• _What is expected_: Render every line of the material as a numbered list, leaving out any blank lines.

• _Records to process_:
┌────────

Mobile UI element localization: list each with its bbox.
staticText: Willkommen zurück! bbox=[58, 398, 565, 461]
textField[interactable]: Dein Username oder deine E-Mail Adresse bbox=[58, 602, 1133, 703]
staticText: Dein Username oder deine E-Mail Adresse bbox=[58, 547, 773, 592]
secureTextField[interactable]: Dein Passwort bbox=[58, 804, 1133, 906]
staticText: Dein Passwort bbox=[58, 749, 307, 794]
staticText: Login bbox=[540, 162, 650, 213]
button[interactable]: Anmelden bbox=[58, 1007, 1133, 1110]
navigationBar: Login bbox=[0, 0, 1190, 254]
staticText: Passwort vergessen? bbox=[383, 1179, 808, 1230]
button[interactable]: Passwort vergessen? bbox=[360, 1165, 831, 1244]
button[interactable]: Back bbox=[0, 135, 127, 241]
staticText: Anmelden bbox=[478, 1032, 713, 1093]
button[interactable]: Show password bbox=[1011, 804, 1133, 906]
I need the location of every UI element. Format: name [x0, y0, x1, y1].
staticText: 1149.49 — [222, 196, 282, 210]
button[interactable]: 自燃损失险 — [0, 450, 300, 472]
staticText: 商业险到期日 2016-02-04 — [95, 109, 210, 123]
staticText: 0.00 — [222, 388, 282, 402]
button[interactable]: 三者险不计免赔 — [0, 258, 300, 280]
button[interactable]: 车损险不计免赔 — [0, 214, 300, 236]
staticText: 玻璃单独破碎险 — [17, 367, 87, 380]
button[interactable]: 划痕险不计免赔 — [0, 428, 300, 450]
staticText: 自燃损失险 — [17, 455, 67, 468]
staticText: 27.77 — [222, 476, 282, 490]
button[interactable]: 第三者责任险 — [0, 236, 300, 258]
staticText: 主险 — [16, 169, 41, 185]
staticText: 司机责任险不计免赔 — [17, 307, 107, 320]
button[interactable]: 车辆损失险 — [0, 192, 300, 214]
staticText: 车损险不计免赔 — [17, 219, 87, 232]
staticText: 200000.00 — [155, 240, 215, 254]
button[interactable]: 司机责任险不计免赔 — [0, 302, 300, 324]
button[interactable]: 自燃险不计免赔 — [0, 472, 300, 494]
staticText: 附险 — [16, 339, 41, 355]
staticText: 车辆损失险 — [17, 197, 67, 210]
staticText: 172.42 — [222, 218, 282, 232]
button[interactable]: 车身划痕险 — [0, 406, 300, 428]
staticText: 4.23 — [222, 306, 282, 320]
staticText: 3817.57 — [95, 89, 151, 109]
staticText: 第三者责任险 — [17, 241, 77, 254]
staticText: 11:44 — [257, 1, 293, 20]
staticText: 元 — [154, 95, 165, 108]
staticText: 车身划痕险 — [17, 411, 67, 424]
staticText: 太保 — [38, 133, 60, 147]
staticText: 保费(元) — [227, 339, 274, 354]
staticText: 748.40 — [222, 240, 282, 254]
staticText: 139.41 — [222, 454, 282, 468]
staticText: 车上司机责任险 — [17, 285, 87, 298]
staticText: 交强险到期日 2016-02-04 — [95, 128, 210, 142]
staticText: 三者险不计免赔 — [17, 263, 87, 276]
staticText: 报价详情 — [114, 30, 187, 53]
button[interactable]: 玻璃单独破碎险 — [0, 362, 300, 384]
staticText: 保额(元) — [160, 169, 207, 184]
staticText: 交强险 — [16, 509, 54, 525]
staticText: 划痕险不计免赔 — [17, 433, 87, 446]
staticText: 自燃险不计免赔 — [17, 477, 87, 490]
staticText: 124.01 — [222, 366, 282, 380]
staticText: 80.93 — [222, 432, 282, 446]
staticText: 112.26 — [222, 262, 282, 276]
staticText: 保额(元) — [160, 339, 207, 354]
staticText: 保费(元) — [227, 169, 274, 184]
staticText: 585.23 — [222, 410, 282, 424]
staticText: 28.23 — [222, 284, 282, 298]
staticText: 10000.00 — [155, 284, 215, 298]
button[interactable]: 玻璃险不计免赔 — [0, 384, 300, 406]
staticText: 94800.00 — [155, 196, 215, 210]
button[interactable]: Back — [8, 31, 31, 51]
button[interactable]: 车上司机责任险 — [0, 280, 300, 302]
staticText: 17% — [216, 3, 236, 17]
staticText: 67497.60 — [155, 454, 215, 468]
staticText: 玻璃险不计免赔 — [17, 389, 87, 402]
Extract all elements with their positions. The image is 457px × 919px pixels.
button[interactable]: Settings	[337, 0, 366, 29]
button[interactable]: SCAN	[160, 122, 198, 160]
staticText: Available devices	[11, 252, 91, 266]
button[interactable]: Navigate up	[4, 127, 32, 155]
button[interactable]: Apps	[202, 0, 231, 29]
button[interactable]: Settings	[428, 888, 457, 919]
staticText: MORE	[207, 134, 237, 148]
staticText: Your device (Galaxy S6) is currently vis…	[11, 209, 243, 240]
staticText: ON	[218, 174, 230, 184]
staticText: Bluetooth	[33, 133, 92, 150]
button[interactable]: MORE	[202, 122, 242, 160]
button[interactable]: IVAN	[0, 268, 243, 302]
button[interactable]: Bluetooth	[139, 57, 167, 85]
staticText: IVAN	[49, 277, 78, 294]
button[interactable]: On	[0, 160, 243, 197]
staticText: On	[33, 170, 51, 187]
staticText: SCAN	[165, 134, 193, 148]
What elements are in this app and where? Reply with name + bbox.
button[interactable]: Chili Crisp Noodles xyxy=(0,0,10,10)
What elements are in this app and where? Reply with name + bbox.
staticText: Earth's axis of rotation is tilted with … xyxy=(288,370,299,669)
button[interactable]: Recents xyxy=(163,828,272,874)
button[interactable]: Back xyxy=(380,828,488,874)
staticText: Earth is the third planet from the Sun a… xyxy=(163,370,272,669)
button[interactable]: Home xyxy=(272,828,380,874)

└────────

• _Solved exercise_:
1. Mobile UI element localization: list each with its bbox.
2. staticText: Willkommen zurück! bbox=[58, 398, 565, 461]
3. textField[interactable]: Dein Username oder deine E-Mail Adresse bbox=[58, 602, 1133, 703]
4. staticText: Dein Username oder deine E-Mail Adresse bbox=[58, 547, 773, 592]
5. secureTextField[interactable]: Dein Passwort bbox=[58, 804, 1133, 906]
6. staticText: Dein Passwort bbox=[58, 749, 307, 794]
7. staticText: Login bbox=[540, 162, 650, 213]
8. button[interactable]: Anmelden bbox=[58, 1007, 1133, 1110]
9. navigationBar: Login bbox=[0, 0, 1190, 254]
10. staticText: Passwort vergessen? bbox=[383, 1179, 808, 1230]
11. button[interactable]: Passwort vergessen? bbox=[360, 1165, 831, 1244]
12. button[interactable]: Back bbox=[0, 135, 127, 241]
13. staticText: Anmelden bbox=[478, 1032, 713, 1093]
14. button[interactable]: Show password bbox=[1011, 804, 1133, 906]
15. I need the location of every UI element. Format: name [x0, y0, x1, y1].
16. staticText: 1149.49 — [222, 196, 282, 210]
17. button[interactable]: 自燃损失险 — [0, 450, 300, 472]
18. staticText: 商业险到期日 2016-02-04 — [95, 109, 210, 123]
19. staticText: 0.00 — [222, 388, 282, 402]
20. button[interactable]: 三者险不计免赔 — [0, 258, 300, 280]
21. button[interactable]: 车损险不计免赔 — [0, 214, 300, 236]
22. staticText: 玻璃单独破碎险 — [17, 367, 87, 380]
23. button[interactable]: 划痕险不计免赔 — [0, 428, 300, 450]
24. staticText: 自燃损失险 — [17, 455, 67, 468]
25. staticText: 27.77 — [222, 476, 282, 490]
26. button[interactable]: 第三者责任险 — [0, 236, 300, 258]
27. staticText: 主险 — [16, 169, 41, 185]
28. staticText: 司机责任险不计免赔 — [17, 307, 107, 320]
29. button[interactable]: 车辆损失险 — [0, 192, 300, 214]
30. staticText: 车损险不计免赔 — [17, 219, 87, 232]
31. staticText: 200000.00 — [155, 240, 215, 254]
32. button[interactable]: 司机责任险不计免赔 — [0, 302, 300, 324]
33. button[interactable]: 自燃险不计免赔 — [0, 472, 300, 494]
34. staticText: 附险 — [16, 339, 41, 355]
35. staticText: 车辆损失险 — [17, 197, 67, 210]
36. staticText: 172.42 — [222, 218, 282, 232]
37. button[interactable]: 车身划痕险 — [0, 406, 300, 428]
38. staticText: 4.23 — [222, 306, 282, 320]
39. staticText: 3817.57 — [95, 89, 151, 109]
40. staticText: 第三者责任险 — [17, 241, 77, 254]
41. staticText: 11:44 — [257, 1, 293, 20]
42. staticText: 元 — [154, 95, 165, 108]
43. staticText: 车身划痕险 — [17, 411, 67, 424]
44. staticText: 太保 — [38, 133, 60, 147]
45. staticText: 保费(元) — [227, 339, 274, 354]
46. staticText: 748.40 — [222, 240, 282, 254]
47. staticText: 139.41 — [222, 454, 282, 468]
48. staticText: 车上司机责任险 — [17, 285, 87, 298]
49. staticText: 交强险到期日 2016-02-04 — [95, 128, 210, 142]
50. staticText: 三者险不计免赔 — [17, 263, 87, 276]
51. staticText: 报价详情 — [114, 30, 187, 53]
52. button[interactable]: 玻璃单独破碎险 — [0, 362, 300, 384]
53. staticText: 保额(元) — [160, 169, 207, 184]
54. staticText: 交强险 — [16, 509, 54, 525]
55. staticText: 划痕险不计免赔 — [17, 433, 87, 446]
56. staticText: 自燃险不计免赔 — [17, 477, 87, 490]
57. staticText: 124.01 — [222, 366, 282, 380]
58. staticText: 80.93 — [222, 432, 282, 446]
59. staticText: 112.26 — [222, 262, 282, 276]
60. staticText: 保额(元) — [160, 339, 207, 354]
61. staticText: 保费(元) — [227, 169, 274, 184]
62. staticText: 585.23 — [222, 410, 282, 424]
63. staticText: 28.23 — [222, 284, 282, 298]
64. staticText: 10000.00 — [155, 284, 215, 298]
65. button[interactable]: 玻璃险不计免赔 — [0, 384, 300, 406]
66. staticText: 94800.00 — [155, 196, 215, 210]
67. button[interactable]: Back — [8, 31, 31, 51]
68. button[interactable]: 车上司机责任险 — [0, 280, 300, 302]
69. staticText: 17% — [216, 3, 236, 17]
70. staticText: 67497.60 — [155, 454, 215, 468]
71. staticText: 玻璃险不计免赔 — [17, 389, 87, 402]
72. Extract all elements with their positions. The image is 457px × 919px pixels.
73. button[interactable]: Settings	[337, 0, 366, 29]
74. button[interactable]: SCAN	[160, 122, 198, 160]
75. staticText: Available devices	[11, 252, 91, 266]
76. button[interactable]: Navigate up	[4, 127, 32, 155]
77. button[interactable]: Apps	[202, 0, 231, 29]
78. button[interactable]: Settings	[428, 888, 457, 919]
79. staticText: MORE	[207, 134, 237, 148]
80. staticText: Your device (Galaxy S6) is currently vis…	[11, 209, 243, 240]
81. staticText: ON	[218, 174, 230, 184]
82. staticText: Bluetooth	[33, 133, 92, 150]
83. button[interactable]: MORE	[202, 122, 242, 160]
84. button[interactable]: IVAN	[0, 268, 243, 302]
85. button[interactable]: Bluetooth	[139, 57, 167, 85]
86. staticText: IVAN	[49, 277, 78, 294]
87. button[interactable]: On	[0, 160, 243, 197]
88. staticText: On	[33, 170, 51, 187]
89. staticText: SCAN	[165, 134, 193, 148]
90. What elements are in this app and where? Reply with name + bbox.
91. button[interactable]: Chili Crisp Noodles xyxy=(0,0,10,10)
92. What elements are in this app and where? Reply with name + bbox.
93. staticText: Earth's axis of rotation is tilted with … xyxy=(288,370,299,669)
94. button[interactable]: Recents xyxy=(163,828,272,874)
95. button[interactable]: Back xyxy=(380,828,488,874)
96. staticText: Earth is the third planet from the Sun a… xyxy=(163,370,272,669)
97. button[interactable]: Home xyxy=(272,828,380,874)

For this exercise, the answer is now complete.